=== Exercise goal ===
Of the lines in the entries below, state how many hold the word "unit". Say nothing else.

Data records:
* * * * * * * * *
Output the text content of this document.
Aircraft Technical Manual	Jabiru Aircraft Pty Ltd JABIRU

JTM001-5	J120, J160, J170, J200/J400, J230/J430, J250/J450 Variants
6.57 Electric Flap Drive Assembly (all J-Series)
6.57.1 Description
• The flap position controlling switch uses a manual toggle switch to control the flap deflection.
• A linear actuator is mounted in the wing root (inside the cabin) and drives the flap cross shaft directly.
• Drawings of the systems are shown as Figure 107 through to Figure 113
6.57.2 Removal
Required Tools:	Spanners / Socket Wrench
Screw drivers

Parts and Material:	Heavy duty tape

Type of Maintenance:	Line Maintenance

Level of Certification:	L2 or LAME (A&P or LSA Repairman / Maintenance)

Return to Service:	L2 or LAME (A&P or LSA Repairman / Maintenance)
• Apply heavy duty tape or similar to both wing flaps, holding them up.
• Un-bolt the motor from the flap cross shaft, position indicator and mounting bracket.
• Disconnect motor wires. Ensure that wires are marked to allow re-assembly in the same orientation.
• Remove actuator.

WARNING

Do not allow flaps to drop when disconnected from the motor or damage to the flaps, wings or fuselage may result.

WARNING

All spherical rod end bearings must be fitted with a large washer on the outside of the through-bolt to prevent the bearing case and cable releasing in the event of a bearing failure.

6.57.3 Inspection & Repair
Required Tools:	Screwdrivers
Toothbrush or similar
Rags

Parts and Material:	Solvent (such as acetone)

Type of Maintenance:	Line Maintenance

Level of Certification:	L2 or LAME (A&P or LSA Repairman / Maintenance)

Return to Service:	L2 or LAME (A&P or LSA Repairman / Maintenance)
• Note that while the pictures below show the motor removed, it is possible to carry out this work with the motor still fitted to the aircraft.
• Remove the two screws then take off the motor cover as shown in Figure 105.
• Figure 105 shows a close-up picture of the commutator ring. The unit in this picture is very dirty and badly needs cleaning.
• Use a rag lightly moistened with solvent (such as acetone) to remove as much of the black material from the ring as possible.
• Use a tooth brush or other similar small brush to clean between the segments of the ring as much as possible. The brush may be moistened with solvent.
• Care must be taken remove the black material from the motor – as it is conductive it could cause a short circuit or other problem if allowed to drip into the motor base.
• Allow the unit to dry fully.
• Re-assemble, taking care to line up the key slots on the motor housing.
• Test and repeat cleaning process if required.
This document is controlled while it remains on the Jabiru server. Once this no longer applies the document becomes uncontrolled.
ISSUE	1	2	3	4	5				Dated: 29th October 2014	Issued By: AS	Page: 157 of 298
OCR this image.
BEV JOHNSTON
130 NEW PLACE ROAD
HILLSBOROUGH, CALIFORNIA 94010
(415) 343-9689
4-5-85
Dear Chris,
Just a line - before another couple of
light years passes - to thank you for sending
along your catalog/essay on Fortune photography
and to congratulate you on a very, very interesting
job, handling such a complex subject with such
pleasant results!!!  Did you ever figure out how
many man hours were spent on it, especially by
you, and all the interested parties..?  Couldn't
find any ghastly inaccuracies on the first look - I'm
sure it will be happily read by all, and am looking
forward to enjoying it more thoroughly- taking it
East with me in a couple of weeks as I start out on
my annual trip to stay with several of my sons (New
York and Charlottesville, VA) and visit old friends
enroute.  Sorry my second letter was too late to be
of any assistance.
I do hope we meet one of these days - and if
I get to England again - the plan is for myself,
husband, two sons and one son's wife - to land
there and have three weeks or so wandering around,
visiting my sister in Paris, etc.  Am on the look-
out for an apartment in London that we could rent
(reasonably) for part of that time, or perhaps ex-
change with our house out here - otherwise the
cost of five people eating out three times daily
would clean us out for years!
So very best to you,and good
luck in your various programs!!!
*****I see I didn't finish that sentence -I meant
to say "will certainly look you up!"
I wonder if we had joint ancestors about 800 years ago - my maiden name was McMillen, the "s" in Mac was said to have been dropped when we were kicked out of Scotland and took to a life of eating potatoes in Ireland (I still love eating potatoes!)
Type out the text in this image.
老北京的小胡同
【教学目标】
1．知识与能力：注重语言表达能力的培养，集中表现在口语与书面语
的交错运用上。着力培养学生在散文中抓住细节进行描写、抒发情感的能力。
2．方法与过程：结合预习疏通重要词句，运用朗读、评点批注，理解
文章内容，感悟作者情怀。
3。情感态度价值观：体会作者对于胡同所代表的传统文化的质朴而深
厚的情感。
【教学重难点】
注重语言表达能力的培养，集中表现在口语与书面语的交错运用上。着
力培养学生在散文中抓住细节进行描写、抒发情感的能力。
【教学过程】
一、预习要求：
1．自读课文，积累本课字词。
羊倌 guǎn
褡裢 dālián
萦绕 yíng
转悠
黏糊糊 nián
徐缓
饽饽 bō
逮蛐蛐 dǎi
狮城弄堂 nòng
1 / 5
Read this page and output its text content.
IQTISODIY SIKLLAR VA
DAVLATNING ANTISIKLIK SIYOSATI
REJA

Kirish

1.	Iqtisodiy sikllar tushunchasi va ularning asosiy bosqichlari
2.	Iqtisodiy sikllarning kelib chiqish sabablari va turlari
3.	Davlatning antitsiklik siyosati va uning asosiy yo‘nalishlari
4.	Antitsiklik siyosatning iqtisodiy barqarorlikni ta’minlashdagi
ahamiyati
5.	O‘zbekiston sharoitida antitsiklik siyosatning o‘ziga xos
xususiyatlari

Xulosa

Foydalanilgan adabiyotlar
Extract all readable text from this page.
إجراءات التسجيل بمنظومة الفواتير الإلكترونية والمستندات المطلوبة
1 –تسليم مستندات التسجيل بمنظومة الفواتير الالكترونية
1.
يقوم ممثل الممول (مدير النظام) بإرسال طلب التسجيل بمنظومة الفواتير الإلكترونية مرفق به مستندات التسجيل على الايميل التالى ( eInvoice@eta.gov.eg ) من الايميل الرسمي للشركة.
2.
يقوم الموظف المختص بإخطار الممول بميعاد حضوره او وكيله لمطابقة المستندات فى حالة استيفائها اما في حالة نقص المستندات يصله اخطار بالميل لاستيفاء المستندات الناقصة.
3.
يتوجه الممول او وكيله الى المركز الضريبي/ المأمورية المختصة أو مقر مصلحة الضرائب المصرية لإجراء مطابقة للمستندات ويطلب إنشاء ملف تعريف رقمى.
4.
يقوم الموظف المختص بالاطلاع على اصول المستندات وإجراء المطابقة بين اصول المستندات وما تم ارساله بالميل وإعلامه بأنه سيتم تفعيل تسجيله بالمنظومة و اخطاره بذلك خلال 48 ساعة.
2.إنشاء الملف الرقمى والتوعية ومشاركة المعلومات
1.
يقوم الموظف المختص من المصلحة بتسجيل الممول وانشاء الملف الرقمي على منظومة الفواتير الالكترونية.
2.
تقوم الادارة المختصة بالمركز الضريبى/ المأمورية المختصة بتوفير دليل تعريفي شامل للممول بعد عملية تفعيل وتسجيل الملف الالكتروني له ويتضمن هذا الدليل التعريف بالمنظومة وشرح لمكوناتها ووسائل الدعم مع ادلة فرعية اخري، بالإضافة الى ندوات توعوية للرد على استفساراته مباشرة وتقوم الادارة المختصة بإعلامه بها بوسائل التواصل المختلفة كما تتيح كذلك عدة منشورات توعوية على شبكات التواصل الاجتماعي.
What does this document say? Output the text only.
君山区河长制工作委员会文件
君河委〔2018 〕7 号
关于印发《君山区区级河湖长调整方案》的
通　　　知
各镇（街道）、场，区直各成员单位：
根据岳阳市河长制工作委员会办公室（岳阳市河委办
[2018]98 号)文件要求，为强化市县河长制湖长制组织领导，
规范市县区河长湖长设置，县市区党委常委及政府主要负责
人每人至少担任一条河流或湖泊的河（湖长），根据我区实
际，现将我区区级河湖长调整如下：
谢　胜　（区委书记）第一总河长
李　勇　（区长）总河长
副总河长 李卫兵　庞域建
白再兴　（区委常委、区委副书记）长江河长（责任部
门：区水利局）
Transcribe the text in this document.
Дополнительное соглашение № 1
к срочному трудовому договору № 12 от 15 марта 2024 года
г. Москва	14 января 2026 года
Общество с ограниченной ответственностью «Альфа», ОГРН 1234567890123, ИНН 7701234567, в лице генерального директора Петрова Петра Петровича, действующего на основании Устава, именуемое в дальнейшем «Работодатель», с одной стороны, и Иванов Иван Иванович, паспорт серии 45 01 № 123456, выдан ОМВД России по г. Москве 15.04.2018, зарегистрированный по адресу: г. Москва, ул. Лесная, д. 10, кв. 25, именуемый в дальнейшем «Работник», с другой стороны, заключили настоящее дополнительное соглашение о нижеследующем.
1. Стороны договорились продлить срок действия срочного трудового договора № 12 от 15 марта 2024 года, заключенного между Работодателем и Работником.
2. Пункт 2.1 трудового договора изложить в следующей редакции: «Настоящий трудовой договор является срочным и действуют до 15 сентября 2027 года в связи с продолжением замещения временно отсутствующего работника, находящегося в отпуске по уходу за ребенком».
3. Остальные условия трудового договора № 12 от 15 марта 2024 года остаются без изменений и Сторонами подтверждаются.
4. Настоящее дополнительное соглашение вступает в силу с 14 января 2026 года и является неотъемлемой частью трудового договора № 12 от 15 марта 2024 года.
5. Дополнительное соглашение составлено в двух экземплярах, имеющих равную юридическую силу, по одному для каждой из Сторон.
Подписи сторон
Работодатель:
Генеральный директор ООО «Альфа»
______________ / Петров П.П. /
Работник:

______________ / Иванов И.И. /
* * * * * * * * *
=== Written answer ===
2